╭─ Listing

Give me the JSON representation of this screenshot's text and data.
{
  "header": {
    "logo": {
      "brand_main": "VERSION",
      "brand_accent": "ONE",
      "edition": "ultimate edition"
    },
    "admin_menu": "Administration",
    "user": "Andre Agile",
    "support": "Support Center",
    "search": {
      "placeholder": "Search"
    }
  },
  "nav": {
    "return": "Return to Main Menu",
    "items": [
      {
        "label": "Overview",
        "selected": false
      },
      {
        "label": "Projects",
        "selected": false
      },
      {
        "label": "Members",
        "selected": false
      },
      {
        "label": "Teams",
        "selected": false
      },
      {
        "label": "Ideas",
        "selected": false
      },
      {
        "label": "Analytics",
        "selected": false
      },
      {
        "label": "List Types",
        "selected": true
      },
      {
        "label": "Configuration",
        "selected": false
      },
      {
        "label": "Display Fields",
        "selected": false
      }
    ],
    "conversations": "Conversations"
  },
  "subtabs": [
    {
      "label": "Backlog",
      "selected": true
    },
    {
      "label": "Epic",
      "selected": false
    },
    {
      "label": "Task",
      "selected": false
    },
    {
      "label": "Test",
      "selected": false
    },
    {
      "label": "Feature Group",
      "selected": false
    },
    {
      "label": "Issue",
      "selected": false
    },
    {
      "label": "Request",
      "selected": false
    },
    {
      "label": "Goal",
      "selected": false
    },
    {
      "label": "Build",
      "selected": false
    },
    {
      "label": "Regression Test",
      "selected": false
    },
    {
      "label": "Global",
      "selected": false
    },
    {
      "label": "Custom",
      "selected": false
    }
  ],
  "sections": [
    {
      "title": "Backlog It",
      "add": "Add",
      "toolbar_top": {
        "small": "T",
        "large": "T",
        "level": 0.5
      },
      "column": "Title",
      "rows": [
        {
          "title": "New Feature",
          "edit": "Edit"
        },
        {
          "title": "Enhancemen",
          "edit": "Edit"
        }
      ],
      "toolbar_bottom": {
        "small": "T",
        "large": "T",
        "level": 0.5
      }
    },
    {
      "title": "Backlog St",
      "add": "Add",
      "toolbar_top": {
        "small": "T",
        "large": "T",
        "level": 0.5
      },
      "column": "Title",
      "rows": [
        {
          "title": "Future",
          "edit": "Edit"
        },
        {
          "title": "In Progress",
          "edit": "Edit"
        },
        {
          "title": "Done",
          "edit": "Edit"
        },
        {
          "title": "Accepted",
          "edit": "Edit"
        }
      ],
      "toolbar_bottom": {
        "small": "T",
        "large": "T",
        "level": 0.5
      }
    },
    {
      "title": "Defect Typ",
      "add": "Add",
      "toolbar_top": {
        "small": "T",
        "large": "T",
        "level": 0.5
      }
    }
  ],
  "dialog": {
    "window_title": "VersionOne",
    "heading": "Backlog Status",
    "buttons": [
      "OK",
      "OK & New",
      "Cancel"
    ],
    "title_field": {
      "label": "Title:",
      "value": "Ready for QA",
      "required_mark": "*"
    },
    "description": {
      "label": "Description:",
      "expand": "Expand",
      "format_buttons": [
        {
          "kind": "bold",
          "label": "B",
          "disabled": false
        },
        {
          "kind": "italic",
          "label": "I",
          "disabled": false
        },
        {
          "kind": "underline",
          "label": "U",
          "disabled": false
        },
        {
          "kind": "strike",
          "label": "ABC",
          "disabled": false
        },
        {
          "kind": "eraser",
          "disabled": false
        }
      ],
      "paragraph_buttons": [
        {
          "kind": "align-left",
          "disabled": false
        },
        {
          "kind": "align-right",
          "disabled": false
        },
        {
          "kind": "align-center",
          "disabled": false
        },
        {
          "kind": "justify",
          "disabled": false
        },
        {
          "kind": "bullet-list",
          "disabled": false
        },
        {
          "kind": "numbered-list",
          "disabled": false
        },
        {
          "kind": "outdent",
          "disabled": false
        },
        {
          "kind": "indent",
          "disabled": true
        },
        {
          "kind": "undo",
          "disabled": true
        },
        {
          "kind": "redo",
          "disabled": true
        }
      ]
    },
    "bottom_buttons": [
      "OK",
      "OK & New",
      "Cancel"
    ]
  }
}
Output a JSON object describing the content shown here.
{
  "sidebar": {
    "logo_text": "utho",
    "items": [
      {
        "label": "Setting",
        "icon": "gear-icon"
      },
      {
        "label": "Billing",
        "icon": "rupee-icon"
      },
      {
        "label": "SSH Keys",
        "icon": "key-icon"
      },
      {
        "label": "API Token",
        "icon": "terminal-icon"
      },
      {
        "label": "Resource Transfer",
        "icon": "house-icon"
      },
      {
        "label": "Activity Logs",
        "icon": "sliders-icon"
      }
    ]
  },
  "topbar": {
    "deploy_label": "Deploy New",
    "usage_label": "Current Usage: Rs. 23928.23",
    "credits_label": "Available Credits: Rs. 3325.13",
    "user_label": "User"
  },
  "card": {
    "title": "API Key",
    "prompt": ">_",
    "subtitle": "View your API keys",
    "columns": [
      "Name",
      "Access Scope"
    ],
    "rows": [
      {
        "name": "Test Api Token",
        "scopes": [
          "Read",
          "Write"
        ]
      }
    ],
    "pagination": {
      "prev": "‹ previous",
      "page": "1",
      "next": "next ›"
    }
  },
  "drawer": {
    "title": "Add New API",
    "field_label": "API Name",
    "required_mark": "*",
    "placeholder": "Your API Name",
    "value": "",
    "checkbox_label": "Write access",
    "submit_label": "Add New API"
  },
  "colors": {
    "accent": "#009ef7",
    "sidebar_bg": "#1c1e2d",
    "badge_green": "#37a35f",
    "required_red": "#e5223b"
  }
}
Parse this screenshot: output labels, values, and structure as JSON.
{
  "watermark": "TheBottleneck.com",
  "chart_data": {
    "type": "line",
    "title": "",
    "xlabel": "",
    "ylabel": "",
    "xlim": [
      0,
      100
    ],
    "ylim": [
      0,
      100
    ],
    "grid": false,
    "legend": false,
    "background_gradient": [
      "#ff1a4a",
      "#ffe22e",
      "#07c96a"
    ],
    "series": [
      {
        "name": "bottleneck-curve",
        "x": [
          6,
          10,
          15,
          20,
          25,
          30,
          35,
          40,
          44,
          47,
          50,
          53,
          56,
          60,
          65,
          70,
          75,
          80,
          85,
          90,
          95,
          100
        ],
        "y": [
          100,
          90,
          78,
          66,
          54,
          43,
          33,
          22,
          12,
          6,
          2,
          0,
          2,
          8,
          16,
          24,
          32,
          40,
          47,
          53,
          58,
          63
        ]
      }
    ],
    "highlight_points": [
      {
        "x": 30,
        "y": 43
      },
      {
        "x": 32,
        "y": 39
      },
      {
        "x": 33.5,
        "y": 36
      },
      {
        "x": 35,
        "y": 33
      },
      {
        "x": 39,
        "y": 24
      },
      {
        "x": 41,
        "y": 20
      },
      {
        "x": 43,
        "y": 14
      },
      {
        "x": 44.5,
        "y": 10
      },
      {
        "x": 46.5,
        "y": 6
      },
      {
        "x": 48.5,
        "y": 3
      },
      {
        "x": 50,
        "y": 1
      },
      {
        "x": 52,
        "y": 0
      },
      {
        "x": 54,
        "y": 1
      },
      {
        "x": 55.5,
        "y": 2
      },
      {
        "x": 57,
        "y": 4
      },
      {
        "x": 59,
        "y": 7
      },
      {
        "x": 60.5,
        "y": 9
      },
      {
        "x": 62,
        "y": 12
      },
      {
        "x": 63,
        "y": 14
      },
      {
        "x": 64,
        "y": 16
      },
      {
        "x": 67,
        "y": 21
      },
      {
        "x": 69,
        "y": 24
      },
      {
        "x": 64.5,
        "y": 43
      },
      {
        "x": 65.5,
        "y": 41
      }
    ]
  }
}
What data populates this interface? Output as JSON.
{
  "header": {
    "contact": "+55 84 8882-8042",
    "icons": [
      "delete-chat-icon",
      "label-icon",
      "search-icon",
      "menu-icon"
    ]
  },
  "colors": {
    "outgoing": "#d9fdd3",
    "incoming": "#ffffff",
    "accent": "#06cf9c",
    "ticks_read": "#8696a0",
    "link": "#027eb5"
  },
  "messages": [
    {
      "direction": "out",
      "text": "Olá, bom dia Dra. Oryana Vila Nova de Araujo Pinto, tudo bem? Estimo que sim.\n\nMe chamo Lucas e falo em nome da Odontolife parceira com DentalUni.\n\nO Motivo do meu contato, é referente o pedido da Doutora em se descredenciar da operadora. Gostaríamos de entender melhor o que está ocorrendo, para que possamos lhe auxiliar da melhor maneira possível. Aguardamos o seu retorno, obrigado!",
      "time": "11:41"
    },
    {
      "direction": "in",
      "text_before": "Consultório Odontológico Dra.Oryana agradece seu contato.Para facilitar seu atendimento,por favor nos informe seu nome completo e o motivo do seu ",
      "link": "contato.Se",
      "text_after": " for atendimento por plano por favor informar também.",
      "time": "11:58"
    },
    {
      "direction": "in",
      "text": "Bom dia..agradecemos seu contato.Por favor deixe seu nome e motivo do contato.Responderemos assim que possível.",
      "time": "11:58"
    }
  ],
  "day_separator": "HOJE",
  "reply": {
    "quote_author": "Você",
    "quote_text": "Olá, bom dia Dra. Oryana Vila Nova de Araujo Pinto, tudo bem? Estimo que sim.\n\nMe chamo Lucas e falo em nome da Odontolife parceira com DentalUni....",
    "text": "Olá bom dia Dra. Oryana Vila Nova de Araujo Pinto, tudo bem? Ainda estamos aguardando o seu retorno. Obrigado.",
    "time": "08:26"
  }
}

╰─

**Exercise:**
Each line of the data that includes the word "atendimento" counts once; report the total and nothing more.

**Answer to the exercise:**
2